Data for the task:
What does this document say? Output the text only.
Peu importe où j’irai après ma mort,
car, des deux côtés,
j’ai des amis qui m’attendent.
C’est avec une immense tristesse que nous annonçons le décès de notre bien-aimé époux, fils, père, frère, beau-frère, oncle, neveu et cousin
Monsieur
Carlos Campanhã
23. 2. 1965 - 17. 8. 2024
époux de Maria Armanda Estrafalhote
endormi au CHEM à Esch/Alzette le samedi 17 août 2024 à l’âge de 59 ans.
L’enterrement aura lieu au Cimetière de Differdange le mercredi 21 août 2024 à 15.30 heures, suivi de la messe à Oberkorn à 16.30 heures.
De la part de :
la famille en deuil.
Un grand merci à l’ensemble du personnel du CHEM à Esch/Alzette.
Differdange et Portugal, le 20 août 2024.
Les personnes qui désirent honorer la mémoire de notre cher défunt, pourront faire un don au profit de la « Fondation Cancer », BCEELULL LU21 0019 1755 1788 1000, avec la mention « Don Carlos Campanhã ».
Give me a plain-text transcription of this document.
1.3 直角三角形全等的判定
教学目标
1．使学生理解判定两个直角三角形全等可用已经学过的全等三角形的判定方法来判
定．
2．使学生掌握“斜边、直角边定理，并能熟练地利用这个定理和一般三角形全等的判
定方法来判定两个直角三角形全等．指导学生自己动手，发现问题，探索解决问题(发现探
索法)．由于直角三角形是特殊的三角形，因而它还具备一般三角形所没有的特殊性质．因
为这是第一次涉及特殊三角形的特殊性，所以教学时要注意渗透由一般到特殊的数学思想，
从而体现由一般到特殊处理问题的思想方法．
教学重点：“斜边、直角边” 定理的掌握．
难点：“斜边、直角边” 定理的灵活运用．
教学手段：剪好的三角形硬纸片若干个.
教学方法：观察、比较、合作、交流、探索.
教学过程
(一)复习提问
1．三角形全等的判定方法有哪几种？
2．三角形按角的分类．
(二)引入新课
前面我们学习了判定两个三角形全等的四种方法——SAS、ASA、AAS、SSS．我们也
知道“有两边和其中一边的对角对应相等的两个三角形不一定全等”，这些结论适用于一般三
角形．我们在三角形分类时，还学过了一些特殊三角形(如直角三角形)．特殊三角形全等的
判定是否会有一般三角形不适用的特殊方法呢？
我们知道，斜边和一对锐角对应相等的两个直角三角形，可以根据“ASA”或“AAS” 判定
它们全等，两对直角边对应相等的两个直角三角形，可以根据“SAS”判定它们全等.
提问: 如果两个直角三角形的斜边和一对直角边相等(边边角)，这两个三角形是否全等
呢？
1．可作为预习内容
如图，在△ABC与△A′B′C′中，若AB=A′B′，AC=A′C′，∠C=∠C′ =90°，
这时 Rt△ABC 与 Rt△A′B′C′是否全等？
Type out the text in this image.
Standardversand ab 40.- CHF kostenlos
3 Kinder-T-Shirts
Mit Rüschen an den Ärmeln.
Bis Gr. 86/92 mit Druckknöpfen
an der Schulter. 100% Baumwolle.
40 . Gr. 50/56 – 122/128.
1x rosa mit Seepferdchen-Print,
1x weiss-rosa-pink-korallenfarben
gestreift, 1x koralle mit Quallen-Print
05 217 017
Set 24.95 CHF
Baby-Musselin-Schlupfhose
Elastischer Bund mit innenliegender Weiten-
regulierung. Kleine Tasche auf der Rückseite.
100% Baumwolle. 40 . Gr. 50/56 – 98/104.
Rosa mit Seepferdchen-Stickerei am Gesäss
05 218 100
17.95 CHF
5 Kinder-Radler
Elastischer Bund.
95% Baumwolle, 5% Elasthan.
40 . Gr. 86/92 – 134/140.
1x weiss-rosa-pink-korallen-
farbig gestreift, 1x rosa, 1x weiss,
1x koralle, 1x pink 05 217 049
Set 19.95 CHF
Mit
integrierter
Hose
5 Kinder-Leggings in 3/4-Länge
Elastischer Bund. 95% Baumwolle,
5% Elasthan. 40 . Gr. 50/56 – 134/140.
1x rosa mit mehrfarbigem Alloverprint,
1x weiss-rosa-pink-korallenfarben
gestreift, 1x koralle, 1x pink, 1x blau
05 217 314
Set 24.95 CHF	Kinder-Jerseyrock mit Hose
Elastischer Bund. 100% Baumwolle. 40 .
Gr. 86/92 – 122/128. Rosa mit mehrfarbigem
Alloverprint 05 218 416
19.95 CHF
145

Goal:
Look through the entries and return every line where "Alzette" appears.

Result:
endormi au CHEM à Esch/Alzette le samedi 17 août 2024 à l’âge de 59 ans.
Un grand merci à l’ensemble du personnel du CHEM à Esch/Alzette.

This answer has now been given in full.